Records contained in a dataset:
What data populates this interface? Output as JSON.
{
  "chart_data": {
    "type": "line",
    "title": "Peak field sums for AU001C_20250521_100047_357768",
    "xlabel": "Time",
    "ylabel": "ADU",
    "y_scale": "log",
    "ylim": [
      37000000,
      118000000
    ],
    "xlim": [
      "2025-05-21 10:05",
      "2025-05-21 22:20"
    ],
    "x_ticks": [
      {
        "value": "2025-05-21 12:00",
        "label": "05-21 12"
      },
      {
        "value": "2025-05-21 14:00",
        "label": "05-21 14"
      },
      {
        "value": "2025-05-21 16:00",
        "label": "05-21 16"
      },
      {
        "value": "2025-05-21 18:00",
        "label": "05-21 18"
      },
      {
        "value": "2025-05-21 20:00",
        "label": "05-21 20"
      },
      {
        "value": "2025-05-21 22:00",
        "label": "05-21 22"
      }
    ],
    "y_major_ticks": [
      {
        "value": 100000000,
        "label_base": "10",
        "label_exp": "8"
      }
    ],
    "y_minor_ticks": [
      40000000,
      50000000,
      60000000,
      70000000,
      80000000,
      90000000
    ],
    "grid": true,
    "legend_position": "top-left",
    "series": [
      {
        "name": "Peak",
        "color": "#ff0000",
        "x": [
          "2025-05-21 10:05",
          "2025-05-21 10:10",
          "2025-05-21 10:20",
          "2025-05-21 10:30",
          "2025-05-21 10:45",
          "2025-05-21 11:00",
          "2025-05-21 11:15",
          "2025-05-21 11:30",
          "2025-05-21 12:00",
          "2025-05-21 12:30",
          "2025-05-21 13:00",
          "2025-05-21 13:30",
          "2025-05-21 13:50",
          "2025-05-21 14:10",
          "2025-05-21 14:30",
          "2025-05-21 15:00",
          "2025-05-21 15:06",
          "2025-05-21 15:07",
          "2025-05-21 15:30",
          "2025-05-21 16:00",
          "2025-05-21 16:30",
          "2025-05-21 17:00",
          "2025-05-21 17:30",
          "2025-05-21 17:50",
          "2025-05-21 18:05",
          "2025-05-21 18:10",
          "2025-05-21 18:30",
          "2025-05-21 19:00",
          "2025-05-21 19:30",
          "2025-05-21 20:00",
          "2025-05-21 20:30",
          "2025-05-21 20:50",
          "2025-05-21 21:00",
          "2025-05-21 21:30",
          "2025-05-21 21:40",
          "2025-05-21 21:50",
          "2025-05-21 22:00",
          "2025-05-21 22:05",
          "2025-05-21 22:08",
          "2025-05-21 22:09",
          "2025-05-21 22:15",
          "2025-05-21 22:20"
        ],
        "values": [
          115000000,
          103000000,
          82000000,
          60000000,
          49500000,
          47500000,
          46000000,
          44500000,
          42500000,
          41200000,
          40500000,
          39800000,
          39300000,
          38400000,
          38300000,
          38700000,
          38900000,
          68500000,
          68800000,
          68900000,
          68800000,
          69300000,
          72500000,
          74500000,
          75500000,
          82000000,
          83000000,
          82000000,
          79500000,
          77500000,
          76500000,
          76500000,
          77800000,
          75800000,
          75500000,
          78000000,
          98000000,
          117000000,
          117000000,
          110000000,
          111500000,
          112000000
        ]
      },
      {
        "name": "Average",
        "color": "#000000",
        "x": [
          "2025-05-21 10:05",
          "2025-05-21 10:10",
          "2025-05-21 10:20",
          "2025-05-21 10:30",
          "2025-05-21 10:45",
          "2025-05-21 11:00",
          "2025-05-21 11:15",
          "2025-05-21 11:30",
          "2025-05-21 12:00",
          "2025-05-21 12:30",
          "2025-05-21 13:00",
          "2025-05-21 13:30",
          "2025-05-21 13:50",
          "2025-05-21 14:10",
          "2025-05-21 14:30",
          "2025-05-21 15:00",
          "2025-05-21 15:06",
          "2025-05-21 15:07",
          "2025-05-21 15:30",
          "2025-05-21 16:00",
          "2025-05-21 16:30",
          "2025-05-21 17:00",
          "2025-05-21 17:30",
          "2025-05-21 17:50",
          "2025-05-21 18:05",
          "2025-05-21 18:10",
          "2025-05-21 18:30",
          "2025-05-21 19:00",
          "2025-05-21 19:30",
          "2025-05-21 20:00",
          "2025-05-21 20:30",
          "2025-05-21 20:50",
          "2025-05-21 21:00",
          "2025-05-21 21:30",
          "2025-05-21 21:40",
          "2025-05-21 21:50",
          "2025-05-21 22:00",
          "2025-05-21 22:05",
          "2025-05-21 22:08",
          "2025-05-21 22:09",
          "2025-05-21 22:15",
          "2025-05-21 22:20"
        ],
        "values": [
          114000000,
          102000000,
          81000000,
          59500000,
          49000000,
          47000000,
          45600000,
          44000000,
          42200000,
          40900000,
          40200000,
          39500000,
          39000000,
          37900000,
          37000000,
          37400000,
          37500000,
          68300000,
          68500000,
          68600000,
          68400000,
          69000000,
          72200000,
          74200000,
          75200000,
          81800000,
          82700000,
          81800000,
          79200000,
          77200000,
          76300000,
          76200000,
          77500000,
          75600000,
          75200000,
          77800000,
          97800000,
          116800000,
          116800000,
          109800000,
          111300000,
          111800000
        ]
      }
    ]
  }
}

JOB:
Every line above should be retyped exactly as given.

RESULT FOR THIS EXERCISE:
What data populates this interface? Output as JSON.
{
  "chart_data": {
    "type": "line",
    "title": "Peak field sums for AU001C_20250521_100047_357768",
    "xlabel": "Time",
    "ylabel": "ADU",
    "y_scale": "log",
    "ylim": [
      37000000,
      118000000
    ],
    "xlim": [
      "2025-05-21 10:05",
      "2025-05-21 22:20"
    ],
    "x_ticks": [
      {
        "value": "2025-05-21 12:00",
        "label": "05-21 12"
      },
      {
        "value": "2025-05-21 14:00",
        "label": "05-21 14"
      },
      {
        "value": "2025-05-21 16:00",
        "label": "05-21 16"
      },
      {
        "value": "2025-05-21 18:00",
        "label": "05-21 18"
      },
      {
        "value": "2025-05-21 20:00",
        "label": "05-21 20"
      },
      {
        "value": "2025-05-21 22:00",
        "label": "05-21 22"
      }
    ],
    "y_major_ticks": [
      {
        "value": 100000000,
        "label_base": "10",
        "label_exp": "8"
      }
    ],
    "y_minor_ticks": [
      40000000,
      50000000,
      60000000,
      70000000,
      80000000,
      90000000
    ],
    "grid": true,
    "legend_position": "top-left",
    "series": [
      {
        "name": "Peak",
        "color": "#ff0000",
        "x": [
          "2025-05-21 10:05",
          "2025-05-21 10:10",
          "2025-05-21 10:20",
          "2025-05-21 10:30",
          "2025-05-21 10:45",
          "2025-05-21 11:00",
          "2025-05-21 11:15",
          "2025-05-21 11:30",
          "2025-05-21 12:00",
          "2025-05-21 12:30",
          "2025-05-21 13:00",
          "2025-05-21 13:30",
          "2025-05-21 13:50",
          "2025-05-21 14:10",
          "2025-05-21 14:30",
          "2025-05-21 15:00",
          "2025-05-21 15:06",
          "2025-05-21 15:07",
          "2025-05-21 15:30",
          "2025-05-21 16:00",
          "2025-05-21 16:30",
          "2025-05-21 17:00",
          "2025-05-21 17:30",
          "2025-05-21 17:50",
          "2025-05-21 18:05",
          "2025-05-21 18:10",
          "2025-05-21 18:30",
          "2025-05-21 19:00",
          "2025-05-21 19:30",
          "2025-05-21 20:00",
          "2025-05-21 20:30",
          "2025-05-21 20:50",
          "2025-05-21 21:00",
          "2025-05-21 21:30",
          "2025-05-21 21:40",
          "2025-05-21 21:50",
          "2025-05-21 22:00",
          "2025-05-21 22:05",
          "2025-05-21 22:08",
          "2025-05-21 22:09",
          "2025-05-21 22:15",
          "2025-05-21 22:20"
        ],
        "values": [
          115000000,
          103000000,
          82000000,
          60000000,
          49500000,
          47500000,
          46000000,
          44500000,
          42500000,
          41200000,
          40500000,
          39800000,
          39300000,
          38400000,
          38300000,
          38700000,
          38900000,
          68500000,
          68800000,
          68900000,
          68800000,
          69300000,
          72500000,
          74500000,
          75500000,
          82000000,
          83000000,
          82000000,
          79500000,
          77500000,
          76500000,
          76500000,
          77800000,
          75800000,
          75500000,
          78000000,
          98000000,
          117000000,
          117000000,
          110000000,
          111500000,
          112000000
        ]
      },
      {
        "name": "Average",
        "color": "#000000",
        "x": [
          "2025-05-21 10:05",
          "2025-05-21 10:10",
          "2025-05-21 10:20",
          "2025-05-21 10:30",
          "2025-05-21 10:45",
          "2025-05-21 11:00",
          "2025-05-21 11:15",
          "2025-05-21 11:30",
          "2025-05-21 12:00",
          "2025-05-21 12:30",
          "2025-05-21 13:00",
          "2025-05-21 13:30",
          "2025-05-21 13:50",
          "2025-05-21 14:10",
          "2025-05-21 14:30",
          "2025-05-21 15:00",
          "2025-05-21 15:06",
          "2025-05-21 15:07",
          "2025-05-21 15:30",
          "2025-05-21 16:00",
          "2025-05-21 16:30",
          "2025-05-21 17:00",
          "2025-05-21 17:30",
          "2025-05-21 17:50",
          "2025-05-21 18:05",
          "2025-05-21 18:10",
          "2025-05-21 18:30",
          "2025-05-21 19:00",
          "2025-05-21 19:30",
          "2025-05-21 20:00",
          "2025-05-21 20:30",
          "2025-05-21 20:50",
          "2025-05-21 21:00",
          "2025-05-21 21:30",
          "2025-05-21 21:40",
          "2025-05-21 21:50",
          "2025-05-21 22:00",
          "2025-05-21 22:05",
          "2025-05-21 22:08",
          "2025-05-21 22:09",
          "2025-05-21 22:15",
          "2025-05-21 22:20"
        ],
        "values": [
          114000000,
          102000000,
          81000000,
          59500000,
          49000000,
          47000000,
          45600000,
          44000000,
          42200000,
          40900000,
          40200000,
          39500000,
          39000000,
          37900000,
          37000000,
          37400000,
          37500000,
          68300000,
          68500000,
          68600000,
          68400000,
          69000000,
          72200000,
          74200000,
          75200000,
          81800000,
          82700000,
          81800000,
          79200000,
          77200000,
          76300000,
          76200000,
          77500000,
          75600000,
          75200000,
          77800000,
          97800000,
          116800000,
          116800000,
          109800000,
          111300000,
          111800000
        ]
      }
    ]
  }
}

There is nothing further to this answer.